■ TASK TO COMPLETE
Select each line where the word "Takeout" appears.

■ RECORDS PROVIDED
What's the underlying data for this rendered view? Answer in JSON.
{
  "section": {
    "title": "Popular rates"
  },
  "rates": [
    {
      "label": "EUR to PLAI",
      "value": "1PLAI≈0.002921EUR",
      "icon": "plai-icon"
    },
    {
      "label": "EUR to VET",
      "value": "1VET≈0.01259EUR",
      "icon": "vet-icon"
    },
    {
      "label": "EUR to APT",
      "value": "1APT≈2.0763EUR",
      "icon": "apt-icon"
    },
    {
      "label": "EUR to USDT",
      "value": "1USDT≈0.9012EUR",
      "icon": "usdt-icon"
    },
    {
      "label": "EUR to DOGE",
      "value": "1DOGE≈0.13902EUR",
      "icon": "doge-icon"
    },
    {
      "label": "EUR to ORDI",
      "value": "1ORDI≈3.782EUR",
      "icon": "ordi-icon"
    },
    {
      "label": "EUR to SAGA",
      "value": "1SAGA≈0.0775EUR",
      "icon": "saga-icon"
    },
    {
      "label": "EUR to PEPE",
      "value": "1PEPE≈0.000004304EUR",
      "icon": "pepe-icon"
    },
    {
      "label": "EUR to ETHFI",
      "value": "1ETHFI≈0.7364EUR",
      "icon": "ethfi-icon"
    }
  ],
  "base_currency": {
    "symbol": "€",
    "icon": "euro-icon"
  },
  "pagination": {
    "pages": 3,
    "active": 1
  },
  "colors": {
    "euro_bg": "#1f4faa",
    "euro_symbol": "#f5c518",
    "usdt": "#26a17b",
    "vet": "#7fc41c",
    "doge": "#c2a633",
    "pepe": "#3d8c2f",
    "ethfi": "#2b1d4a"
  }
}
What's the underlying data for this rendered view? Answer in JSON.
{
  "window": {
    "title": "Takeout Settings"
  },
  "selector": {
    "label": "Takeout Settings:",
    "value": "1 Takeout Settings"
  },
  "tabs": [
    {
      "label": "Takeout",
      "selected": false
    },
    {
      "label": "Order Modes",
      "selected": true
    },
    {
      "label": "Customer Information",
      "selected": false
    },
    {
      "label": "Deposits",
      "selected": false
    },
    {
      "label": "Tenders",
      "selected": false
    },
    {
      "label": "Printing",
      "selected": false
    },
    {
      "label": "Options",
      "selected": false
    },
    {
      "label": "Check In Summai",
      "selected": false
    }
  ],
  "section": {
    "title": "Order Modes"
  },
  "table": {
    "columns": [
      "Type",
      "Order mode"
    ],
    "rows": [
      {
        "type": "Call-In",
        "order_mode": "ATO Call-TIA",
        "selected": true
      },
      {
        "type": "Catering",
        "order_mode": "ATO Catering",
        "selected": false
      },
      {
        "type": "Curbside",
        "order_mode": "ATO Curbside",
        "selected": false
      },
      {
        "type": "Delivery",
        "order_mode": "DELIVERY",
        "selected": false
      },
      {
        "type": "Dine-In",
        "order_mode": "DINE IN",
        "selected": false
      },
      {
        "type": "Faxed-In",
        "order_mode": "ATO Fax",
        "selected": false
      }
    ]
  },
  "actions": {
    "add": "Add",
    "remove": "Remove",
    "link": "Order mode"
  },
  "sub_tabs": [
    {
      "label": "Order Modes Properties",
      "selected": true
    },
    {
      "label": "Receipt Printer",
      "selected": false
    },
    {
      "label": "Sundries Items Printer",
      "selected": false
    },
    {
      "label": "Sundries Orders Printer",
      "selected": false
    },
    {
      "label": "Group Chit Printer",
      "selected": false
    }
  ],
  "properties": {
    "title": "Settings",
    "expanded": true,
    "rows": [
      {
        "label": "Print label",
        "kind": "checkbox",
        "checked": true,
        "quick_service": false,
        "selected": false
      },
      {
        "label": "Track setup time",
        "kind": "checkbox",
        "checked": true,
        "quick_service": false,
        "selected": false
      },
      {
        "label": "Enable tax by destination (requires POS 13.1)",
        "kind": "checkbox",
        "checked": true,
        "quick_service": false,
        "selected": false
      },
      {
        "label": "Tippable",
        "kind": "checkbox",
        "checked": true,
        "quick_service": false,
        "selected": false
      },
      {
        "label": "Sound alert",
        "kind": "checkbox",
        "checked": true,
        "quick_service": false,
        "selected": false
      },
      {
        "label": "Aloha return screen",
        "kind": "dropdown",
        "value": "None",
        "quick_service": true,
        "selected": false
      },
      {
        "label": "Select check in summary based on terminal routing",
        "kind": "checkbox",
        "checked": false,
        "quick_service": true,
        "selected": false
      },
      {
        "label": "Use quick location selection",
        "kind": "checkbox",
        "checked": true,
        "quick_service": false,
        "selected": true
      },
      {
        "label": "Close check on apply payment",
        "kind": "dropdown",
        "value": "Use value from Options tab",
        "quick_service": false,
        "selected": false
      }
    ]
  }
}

■ RESPONSE FOR THIS EXERCISE
    "title": "Takeout Settings"
    "label": "Takeout Settings:",
    "value": "1 Takeout Settings"
      "label": "Takeout",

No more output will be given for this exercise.